[Begin Input material]

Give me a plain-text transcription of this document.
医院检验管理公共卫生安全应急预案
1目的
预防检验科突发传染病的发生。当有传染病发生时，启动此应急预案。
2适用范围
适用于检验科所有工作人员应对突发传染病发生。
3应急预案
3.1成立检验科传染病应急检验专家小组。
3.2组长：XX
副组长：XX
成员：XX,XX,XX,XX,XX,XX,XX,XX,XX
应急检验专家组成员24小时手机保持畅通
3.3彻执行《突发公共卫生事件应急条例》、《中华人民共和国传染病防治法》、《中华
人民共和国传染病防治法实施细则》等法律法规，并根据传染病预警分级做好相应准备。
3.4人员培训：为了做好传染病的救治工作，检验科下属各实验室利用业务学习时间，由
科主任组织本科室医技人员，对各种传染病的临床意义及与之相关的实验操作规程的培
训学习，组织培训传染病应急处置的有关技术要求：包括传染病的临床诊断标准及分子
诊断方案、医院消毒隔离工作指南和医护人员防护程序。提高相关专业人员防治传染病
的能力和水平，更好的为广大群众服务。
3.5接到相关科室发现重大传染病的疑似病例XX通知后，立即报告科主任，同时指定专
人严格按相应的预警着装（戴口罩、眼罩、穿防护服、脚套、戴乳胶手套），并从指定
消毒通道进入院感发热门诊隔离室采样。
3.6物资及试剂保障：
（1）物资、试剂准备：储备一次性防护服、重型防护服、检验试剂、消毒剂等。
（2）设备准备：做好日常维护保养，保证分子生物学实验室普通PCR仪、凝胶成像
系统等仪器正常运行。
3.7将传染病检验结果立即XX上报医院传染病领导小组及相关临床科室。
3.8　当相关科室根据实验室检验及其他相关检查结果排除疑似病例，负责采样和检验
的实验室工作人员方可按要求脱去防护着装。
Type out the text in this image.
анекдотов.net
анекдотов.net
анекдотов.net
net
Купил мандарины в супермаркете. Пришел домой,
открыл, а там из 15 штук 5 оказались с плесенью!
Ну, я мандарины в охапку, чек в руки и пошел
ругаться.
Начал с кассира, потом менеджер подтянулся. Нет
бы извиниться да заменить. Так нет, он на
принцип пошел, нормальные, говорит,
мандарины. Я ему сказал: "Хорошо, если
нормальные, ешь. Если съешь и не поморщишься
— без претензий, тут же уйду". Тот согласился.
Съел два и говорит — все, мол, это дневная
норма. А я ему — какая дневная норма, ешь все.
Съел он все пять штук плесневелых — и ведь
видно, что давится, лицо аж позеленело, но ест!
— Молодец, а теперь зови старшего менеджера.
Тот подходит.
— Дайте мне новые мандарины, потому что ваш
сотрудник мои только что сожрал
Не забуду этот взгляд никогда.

[End Input material]

# Written task
Give all the entries again exactly; leave none out.

# Finished task
Give me a plain-text transcription of this document.
医院检验管理公共卫生安全应急预案
1目的
预防检验科突发传染病的发生。当有传染病发生时，启动此应急预案。
2适用范围
适用于检验科所有工作人员应对突发传染病发生。
3应急预案
3.1成立检验科传染病应急检验专家小组。
3.2组长：XX
副组长：XX
成员：XX,XX,XX,XX,XX,XX,XX,XX,XX
应急检验专家组成员24小时手机保持畅通
3.3彻执行《突发公共卫生事件应急条例》、《中华人民共和国传染病防治法》、《中华
人民共和国传染病防治法实施细则》等法律法规，并根据传染病预警分级做好相应准备。
3.4人员培训：为了做好传染病的救治工作，检验科下属各实验室利用业务学习时间，由
科主任组织本科室医技人员，对各种传染病的临床意义及与之相关的实验操作规程的培
训学习，组织培训传染病应急处置的有关技术要求：包括传染病的临床诊断标准及分子
诊断方案、医院消毒隔离工作指南和医护人员防护程序。提高相关专业人员防治传染病
的能力和水平，更好的为广大群众服务。
3.5接到相关科室发现重大传染病的疑似病例XX通知后，立即报告科主任，同时指定专
人严格按相应的预警着装（戴口罩、眼罩、穿防护服、脚套、戴乳胶手套），并从指定
消毒通道进入院感发热门诊隔离室采样。
3.6物资及试剂保障：
（1）物资、试剂准备：储备一次性防护服、重型防护服、检验试剂、消毒剂等。
（2）设备准备：做好日常维护保养，保证分子生物学实验室普通PCR仪、凝胶成像
系统等仪器正常运行。
3.7将传染病检验结果立即XX上报医院传染病领导小组及相关临床科室。
3.8　当相关科室根据实验室检验及其他相关检查结果排除疑似病例，负责采样和检验
的实验室工作人员方可按要求脱去防护着装。
Type out the text in this image.
анекдотов.net
анекдотов.net
анекдотов.net
net
Купил мандарины в супермаркете. Пришел домой,
открыл, а там из 15 штук 5 оказались с плесенью!
Ну, я мандарины в охапку, чек в руки и пошел
ругаться.
Начал с кассира, потом менеджер подтянулся. Нет
бы извиниться да заменить. Так нет, он на
принцип пошел, нормальные, говорит,
мандарины. Я ему сказал: "Хорошо, если
нормальные, ешь. Если съешь и не поморщишься
— без претензий, тут же уйду". Тот согласился.
Съел два и говорит — все, мол, это дневная
норма. А я ему — какая дневная норма, ешь все.
Съел он все пять штук плесневелых — и ведь
видно, что давится, лицо аж позеленело, но ест!
— Молодец, а теперь зови старшего менеджера.
Тот подходит.
— Дайте мне новые мандарины, потому что ваш
сотрудник мои только что сожрал
Не забуду этот взгляд никогда.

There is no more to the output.